Short task » Transcribe everything in the data word for word. Pictures are left out.

## START

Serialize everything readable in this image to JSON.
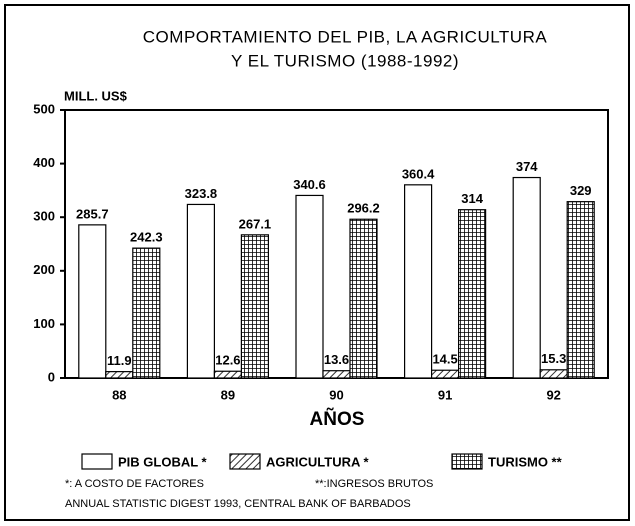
{
  "chart_data": {
    "type": "bar",
    "title": [
      "COMPORTAMIENTO DEL PIB, LA AGRICULTURA",
      "Y EL TURISMO (1988-1992)"
    ],
    "y_label": "MILL. US$",
    "x_label": "AÑOS",
    "categories": [
      "88",
      "89",
      "90",
      "91",
      "92"
    ],
    "series": [
      {
        "name": "PIB GLOBAL *",
        "color": "#000000",
        "pattern": "none",
        "values": [
          285.7,
          323.8,
          340.6,
          360.4,
          374
        ]
      },
      {
        "name": "AGRICULTURA *",
        "color": "#000000",
        "pattern": "hatch",
        "values": [
          11.9,
          12.6,
          13.6,
          14.5,
          15.3
        ]
      },
      {
        "name": "TURISMO **",
        "color": "#000000",
        "pattern": "cross",
        "values": [
          242.3,
          267.1,
          296.2,
          314,
          329
        ]
      }
    ],
    "ylim": [
      0,
      500
    ],
    "yticks": [
      0,
      100,
      200,
      300,
      400,
      500
    ],
    "grid": false,
    "notes": [
      "*: A COSTO DE FACTORES",
      "**:INGRESOS BRUTOS",
      "ANNUAL STATISTIC DIGEST 1993, CENTRAL BANK OF BARBADOS"
    ]
  }
}
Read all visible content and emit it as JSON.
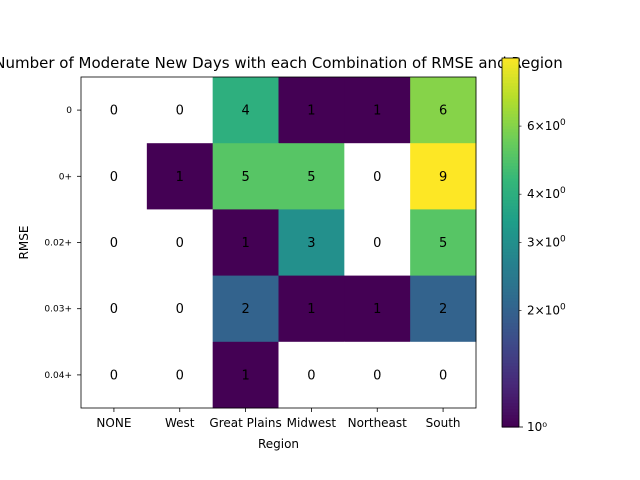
{
  "chart_data": {
    "type": "heatmap",
    "title": "Number of Moderate New Days with each Combination of RMSE and Region",
    "xlabel": "Region",
    "ylabel": "RMSE",
    "x_categories": [
      "NONE",
      "West",
      "Great Plains",
      "Midwest",
      "Northeast",
      "South"
    ],
    "y_categories": [
      "0",
      "0+",
      "0.02+",
      "0.03+",
      "0.04+"
    ],
    "values": [
      [
        0,
        0,
        4,
        1,
        1,
        6
      ],
      [
        0,
        1,
        5,
        5,
        0,
        9
      ],
      [
        0,
        0,
        1,
        3,
        0,
        5
      ],
      [
        0,
        0,
        2,
        1,
        1,
        2
      ],
      [
        0,
        0,
        1,
        0,
        0,
        0
      ]
    ],
    "colorscale": "viridis",
    "color_scale_type": "log",
    "color_range": [
      1,
      9
    ],
    "zero_cells": "white",
    "colorbar": {
      "major_ticks": [
        {
          "value": 1,
          "label": "10⁰"
        }
      ],
      "minor_ticks": [
        {
          "value": 2,
          "base": "2",
          "exp": "0"
        },
        {
          "value": 3,
          "base": "3",
          "exp": "0"
        },
        {
          "value": 4,
          "base": "4",
          "exp": "0"
        },
        {
          "value": 6,
          "base": "6",
          "exp": "0"
        }
      ]
    }
  }
}
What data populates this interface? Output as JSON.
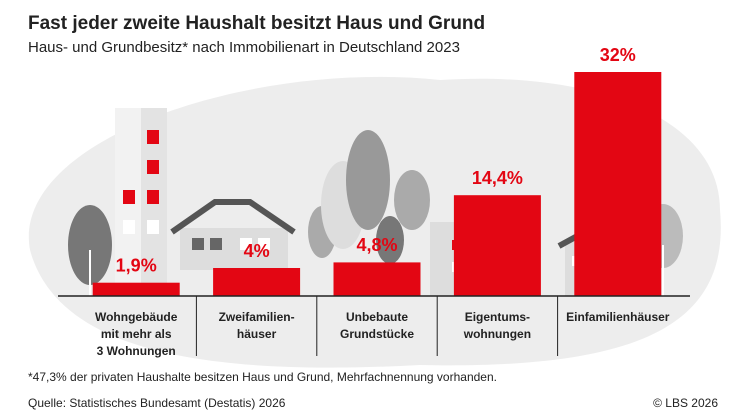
{
  "chart_data": {
    "type": "bar",
    "title": "Fast jeder zweite Haushalt besitzt Haus und Grund",
    "subtitle": "Haus- und Grundbesitz* nach Immobilienart in Deutschland 2023",
    "categories": [
      [
        "Wohngebäude",
        "mit mehr als",
        "3 Wohnungen"
      ],
      [
        "Zweifamilien-",
        "häuser"
      ],
      [
        "Unbebaute",
        "Grundstücke"
      ],
      [
        "Eigentums-",
        "wohnungen"
      ],
      [
        "Einfamilienhäuser"
      ]
    ],
    "values": [
      1.9,
      4,
      4.8,
      14.4,
      32
    ],
    "value_labels": [
      "1,9%",
      "4%",
      "4,8%",
      "14,4%",
      "32%"
    ],
    "color": "#e30613",
    "footnote": "*47,3% der privaten Haushalte besitzen Haus und Grund, Mehrfachnennung vorhanden.",
    "source": "Quelle: Statistisches Bundesamt (Destatis) 2026",
    "copyright": "© LBS 2026"
  }
}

## END

Final result »
Serialize everything readable in this image to JSON.
{
  "chart_data": {
    "type": "bar",
    "title": [
      "COMPORTAMIENTO DEL PIB, LA AGRICULTURA",
      "Y EL TURISMO (1988-1992)"
    ],
    "y_label": "MILL. US$",
    "x_label": "AÑOS",
    "categories": [
      "88",
      "89",
      "90",
      "91",
      "92"
    ],
    "series": [
      {
        "name": "PIB GLOBAL *",
        "color": "#000000",
        "pattern": "none",
        "values": [
          285.7,
          323.8,
          340.6,
          360.4,
          374
        ]
      },
      {
        "name": "AGRICULTURA *",
        "color": "#000000",
        "pattern": "hatch",
        "values": [
          11.9,
          12.6,
          13.6,
          14.5,
          15.3
        ]
      },
      {
        "name": "TURISMO **",
        "color": "#000000",
        "pattern": "cross",
        "values": [
          242.3,
          267.1,
          296.2,
          314,
          329
        ]
      }
    ],
    "ylim": [
      0,
      500
    ],
    "yticks": [
      0,
      100,
      200,
      300,
      400,
      500
    ],
    "grid": false,
    "notes": [
      "*: A COSTO DE FACTORES",
      "**:INGRESOS BRUTOS",
      "ANNUAL STATISTIC DIGEST 1993, CENTRAL BANK OF BARBADOS"
    ]
  }
}
Read all visible content and emit it as JSON.
{
  "chart_data": {
    "type": "heatmap",
    "title": "Number of Moderate New Days with each Combination of RMSE and Region",
    "xlabel": "Region",
    "ylabel": "RMSE",
    "x_categories": [
      "NONE",
      "West",
      "Great Plains",
      "Midwest",
      "Northeast",
      "South"
    ],
    "y_categories": [
      "0",
      "0+",
      "0.02+",
      "0.03+",
      "0.04+"
    ],
    "values": [
      [
        0,
        0,
        4,
        1,
        1,
        6
      ],
      [
        0,
        1,
        5,
        5,
        0,
        9
      ],
      [
        0,
        0,
        1,
        3,
        0,
        5
      ],
      [
        0,
        0,
        2,
        1,
        1,
        2
      ],
      [
        0,
        0,
        1,
        0,
        0,
        0
      ]
    ],
    "colorscale": "viridis",
    "color_scale_type": "log",
    "color_range": [
      1,
      9
    ],
    "zero_cells": "white",
    "colorbar": {
      "major_ticks": [
        {
          "value": 1,
          "label": "10⁰"
        }
      ],
      "minor_ticks": [
        {
          "value": 2,
          "base": "2",
          "exp": "0"
        },
        {
          "value": 3,
          "base": "3",
          "exp": "0"
        },
        {
          "value": 4,
          "base": "4",
          "exp": "0"
        },
        {
          "value": 6,
          "base": "6",
          "exp": "0"
        }
      ]
    }
  }
}
What data populates this interface? Output as JSON.
{
  "chart_data": {
    "type": "bar",
    "title": "Fast jeder zweite Haushalt besitzt Haus und Grund",
    "subtitle": "Haus- und Grundbesitz* nach Immobilienart in Deutschland 2023",
    "categories": [
      [
        "Wohngebäude",
        "mit mehr als",
        "3 Wohnungen"
      ],
      [
        "Zweifamilien-",
        "häuser"
      ],
      [
        "Unbebaute",
        "Grundstücke"
      ],
      [
        "Eigentums-",
        "wohnungen"
      ],
      [
        "Einfamilienhäuser"
      ]
    ],
    "values": [
      1.9,
      4,
      4.8,
      14.4,
      32
    ],
    "value_labels": [
      "1,9%",
      "4%",
      "4,8%",
      "14,4%",
      "32%"
    ],
    "color": "#e30613",
    "footnote": "*47,3% der privaten Haushalte besitzen Haus und Grund, Mehrfachnennung vorhanden.",
    "source": "Quelle: Statistisches Bundesamt (Destatis) 2026",
    "copyright": "© LBS 2026"
  }
}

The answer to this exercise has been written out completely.